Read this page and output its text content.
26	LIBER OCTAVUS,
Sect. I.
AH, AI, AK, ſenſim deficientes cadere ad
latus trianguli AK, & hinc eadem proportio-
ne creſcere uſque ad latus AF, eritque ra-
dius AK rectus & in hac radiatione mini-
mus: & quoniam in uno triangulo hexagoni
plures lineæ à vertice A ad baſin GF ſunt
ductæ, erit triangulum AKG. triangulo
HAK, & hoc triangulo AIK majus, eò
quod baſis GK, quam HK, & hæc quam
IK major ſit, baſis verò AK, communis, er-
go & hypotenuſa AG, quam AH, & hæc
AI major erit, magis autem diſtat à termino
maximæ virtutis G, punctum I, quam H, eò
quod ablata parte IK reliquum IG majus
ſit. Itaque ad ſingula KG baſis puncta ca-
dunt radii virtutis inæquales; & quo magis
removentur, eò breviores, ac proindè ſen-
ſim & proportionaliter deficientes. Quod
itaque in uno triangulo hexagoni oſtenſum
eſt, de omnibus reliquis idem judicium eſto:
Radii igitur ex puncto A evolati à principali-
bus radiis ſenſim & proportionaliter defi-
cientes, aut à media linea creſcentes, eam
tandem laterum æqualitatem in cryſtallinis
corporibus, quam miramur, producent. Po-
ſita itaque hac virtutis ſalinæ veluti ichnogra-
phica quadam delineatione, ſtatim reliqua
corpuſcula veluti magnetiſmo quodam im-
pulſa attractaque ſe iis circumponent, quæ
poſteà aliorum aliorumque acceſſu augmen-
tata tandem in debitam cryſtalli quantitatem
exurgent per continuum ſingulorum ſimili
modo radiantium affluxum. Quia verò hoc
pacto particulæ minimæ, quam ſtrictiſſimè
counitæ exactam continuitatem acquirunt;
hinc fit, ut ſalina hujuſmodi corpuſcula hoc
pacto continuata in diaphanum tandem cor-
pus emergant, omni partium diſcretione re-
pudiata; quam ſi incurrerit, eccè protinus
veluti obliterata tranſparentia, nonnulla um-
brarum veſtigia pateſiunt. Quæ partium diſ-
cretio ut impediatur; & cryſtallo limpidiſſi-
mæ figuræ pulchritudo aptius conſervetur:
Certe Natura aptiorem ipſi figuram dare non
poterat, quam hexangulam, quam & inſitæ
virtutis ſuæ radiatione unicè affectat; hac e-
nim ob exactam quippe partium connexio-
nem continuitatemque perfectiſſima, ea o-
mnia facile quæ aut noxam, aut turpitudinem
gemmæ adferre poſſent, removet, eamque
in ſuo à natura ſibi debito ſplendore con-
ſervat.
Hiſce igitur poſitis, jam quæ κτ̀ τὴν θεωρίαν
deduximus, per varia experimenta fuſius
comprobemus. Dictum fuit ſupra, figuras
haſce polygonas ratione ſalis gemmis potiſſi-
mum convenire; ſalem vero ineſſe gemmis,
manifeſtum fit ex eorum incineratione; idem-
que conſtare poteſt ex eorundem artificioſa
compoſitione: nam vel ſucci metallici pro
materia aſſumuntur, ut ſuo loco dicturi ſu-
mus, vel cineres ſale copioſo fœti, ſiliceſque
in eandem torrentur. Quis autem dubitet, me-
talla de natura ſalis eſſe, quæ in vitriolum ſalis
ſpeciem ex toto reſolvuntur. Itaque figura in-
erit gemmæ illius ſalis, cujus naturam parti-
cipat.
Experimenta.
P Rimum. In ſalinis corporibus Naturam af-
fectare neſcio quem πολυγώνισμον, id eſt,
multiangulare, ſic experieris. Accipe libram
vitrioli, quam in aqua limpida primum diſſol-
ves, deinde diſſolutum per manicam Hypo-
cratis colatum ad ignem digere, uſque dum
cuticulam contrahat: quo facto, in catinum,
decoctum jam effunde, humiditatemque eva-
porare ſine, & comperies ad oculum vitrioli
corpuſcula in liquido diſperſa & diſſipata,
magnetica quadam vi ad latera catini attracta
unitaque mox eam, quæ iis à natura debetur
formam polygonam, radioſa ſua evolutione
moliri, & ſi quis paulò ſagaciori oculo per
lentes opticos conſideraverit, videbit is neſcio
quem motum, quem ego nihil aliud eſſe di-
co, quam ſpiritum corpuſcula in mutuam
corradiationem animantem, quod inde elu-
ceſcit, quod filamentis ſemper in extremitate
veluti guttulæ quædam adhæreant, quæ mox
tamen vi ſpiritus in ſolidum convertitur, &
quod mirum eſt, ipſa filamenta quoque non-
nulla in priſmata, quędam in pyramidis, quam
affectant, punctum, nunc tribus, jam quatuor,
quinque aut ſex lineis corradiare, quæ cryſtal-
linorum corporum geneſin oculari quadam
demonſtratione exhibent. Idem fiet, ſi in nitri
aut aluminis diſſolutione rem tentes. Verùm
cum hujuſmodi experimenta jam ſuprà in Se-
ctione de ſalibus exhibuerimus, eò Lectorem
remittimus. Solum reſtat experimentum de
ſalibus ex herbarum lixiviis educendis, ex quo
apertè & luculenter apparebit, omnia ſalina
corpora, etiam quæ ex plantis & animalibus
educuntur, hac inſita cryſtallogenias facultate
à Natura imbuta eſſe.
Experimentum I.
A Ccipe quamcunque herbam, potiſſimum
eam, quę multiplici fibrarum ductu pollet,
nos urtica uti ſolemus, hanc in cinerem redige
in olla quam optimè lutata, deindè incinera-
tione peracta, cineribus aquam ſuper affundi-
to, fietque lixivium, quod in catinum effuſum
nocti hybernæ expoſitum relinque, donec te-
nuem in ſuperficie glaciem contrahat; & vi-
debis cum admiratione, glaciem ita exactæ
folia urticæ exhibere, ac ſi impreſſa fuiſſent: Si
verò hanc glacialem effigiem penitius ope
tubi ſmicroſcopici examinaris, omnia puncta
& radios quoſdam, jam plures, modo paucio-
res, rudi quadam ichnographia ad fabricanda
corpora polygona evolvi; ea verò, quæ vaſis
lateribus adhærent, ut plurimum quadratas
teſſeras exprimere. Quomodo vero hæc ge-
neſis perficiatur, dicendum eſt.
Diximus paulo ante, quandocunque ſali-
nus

- [Task prompt] Check the records above line by line and tally those holding the string "gemmæ". Answer with the number only.

- [Correct output] 2